THE REQUEST:
Below is a listing. Gather each line of it that contains "specified".

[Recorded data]
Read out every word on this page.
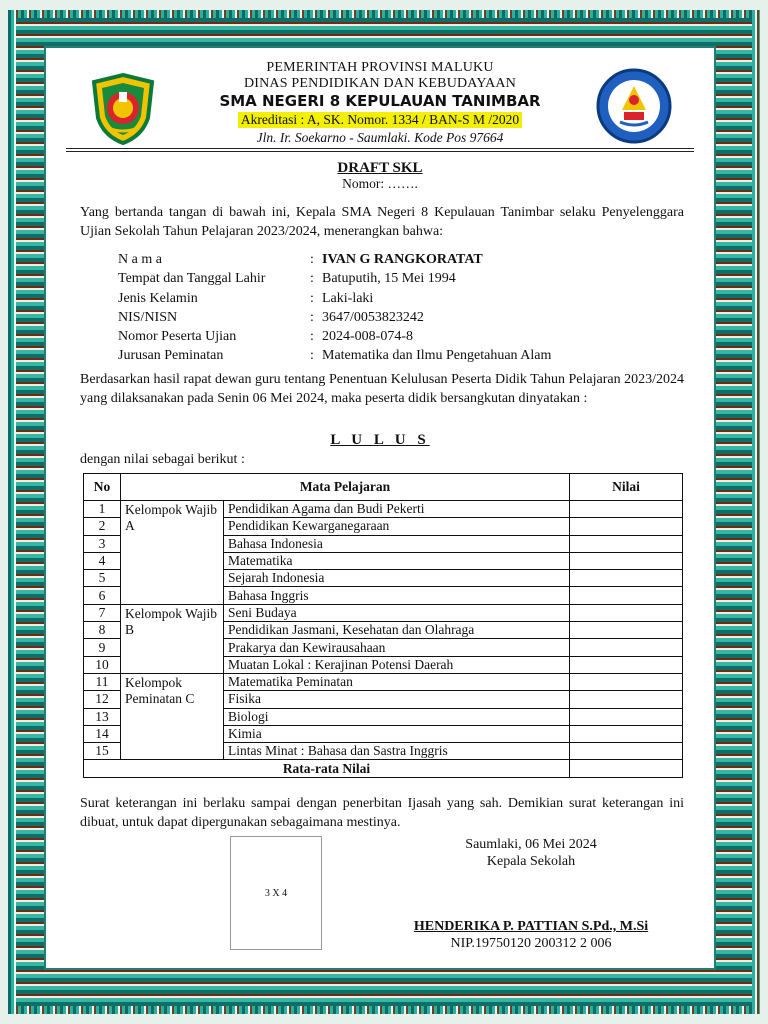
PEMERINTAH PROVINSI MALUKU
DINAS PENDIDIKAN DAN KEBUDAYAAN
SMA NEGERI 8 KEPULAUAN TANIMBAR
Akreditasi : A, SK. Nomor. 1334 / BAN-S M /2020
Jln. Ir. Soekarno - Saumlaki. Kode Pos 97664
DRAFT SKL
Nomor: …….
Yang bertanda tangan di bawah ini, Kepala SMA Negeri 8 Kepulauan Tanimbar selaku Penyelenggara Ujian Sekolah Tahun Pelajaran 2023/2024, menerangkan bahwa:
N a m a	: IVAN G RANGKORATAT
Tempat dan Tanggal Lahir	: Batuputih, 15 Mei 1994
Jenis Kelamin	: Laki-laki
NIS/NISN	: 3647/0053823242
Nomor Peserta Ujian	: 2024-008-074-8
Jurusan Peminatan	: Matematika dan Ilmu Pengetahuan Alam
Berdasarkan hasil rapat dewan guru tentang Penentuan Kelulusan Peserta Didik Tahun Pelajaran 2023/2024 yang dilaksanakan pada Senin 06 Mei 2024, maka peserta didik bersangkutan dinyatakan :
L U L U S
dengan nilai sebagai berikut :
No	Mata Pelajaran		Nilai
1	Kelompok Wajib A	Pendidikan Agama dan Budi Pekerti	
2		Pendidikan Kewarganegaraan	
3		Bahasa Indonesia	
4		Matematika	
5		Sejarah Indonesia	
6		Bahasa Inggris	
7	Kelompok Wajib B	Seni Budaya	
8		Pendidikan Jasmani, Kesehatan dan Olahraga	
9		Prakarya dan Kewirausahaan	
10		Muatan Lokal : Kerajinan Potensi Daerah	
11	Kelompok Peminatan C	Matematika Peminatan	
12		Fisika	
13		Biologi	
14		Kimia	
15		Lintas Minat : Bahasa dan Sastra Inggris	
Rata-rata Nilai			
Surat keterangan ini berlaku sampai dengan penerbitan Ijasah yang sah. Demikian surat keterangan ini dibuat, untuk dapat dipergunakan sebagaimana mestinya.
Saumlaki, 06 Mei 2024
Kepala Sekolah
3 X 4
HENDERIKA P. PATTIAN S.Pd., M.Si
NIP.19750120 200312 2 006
==
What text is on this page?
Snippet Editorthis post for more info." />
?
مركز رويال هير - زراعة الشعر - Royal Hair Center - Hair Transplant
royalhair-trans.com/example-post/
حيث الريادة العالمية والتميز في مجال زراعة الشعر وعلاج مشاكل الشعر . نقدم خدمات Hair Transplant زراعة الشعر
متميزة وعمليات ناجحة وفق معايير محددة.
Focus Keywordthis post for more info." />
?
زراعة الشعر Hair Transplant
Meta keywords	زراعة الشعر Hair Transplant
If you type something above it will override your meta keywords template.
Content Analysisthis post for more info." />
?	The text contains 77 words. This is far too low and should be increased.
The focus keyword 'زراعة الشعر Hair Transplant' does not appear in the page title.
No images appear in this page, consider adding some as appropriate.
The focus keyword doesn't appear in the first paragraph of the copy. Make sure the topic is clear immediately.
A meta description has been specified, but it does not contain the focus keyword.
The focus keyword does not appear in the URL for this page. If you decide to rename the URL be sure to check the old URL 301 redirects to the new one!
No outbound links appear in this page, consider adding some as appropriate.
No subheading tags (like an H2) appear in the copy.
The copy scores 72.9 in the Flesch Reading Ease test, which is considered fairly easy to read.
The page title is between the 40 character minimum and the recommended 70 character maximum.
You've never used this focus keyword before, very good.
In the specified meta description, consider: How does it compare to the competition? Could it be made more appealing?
--
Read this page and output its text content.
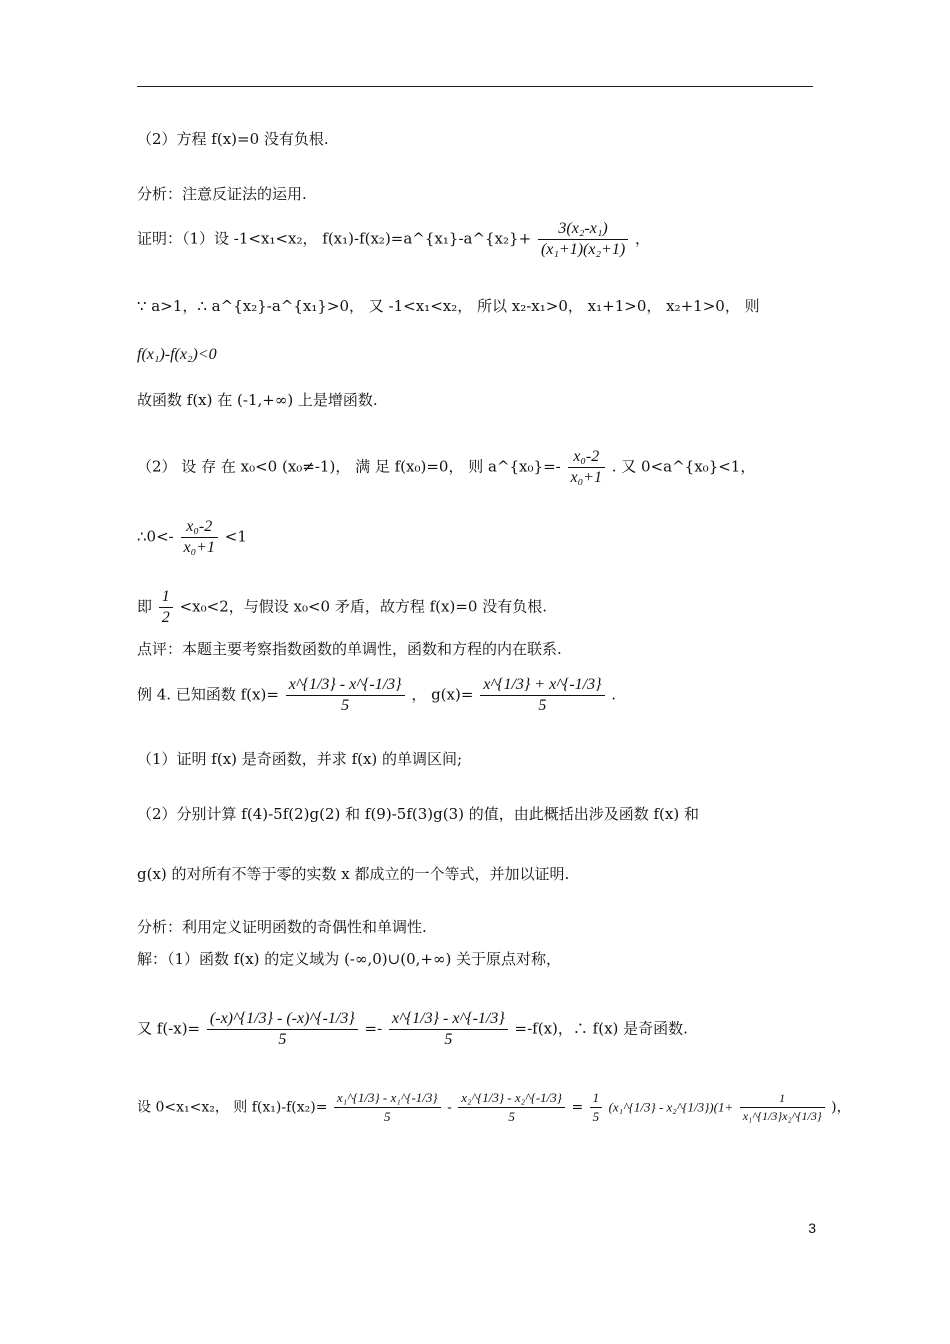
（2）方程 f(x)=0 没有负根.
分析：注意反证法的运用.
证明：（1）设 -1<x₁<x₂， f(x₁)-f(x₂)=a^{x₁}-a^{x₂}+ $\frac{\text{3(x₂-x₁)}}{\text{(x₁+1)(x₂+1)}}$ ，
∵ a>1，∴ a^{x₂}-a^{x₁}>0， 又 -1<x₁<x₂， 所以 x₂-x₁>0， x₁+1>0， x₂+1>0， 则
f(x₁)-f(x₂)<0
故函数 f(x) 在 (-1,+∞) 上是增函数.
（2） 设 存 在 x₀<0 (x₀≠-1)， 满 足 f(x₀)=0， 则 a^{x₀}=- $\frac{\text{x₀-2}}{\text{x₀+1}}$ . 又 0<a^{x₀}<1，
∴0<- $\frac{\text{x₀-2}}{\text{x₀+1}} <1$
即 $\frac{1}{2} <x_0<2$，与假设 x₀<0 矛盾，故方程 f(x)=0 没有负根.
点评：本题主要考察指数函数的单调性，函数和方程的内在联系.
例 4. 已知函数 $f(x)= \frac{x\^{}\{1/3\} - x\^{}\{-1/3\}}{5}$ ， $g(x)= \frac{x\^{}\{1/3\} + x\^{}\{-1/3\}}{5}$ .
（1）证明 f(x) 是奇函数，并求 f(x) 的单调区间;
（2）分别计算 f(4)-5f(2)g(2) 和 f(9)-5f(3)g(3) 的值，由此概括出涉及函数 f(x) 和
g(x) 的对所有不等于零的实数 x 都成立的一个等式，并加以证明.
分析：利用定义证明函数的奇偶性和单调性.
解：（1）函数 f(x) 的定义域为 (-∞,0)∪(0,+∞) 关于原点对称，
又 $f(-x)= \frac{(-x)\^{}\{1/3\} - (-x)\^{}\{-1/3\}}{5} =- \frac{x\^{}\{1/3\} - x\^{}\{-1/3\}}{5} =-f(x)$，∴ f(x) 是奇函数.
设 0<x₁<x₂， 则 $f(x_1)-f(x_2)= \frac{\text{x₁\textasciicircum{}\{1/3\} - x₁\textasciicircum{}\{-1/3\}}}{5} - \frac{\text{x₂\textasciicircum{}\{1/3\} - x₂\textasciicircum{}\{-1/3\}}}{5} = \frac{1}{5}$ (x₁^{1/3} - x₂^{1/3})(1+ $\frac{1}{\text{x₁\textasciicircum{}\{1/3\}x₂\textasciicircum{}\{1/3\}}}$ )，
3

FINAL RESULT:
A meta description has been specified, but it does not contain the focus keyword.
In the specified meta description, consider: How does it compare to the competition? Could it be made more appealing?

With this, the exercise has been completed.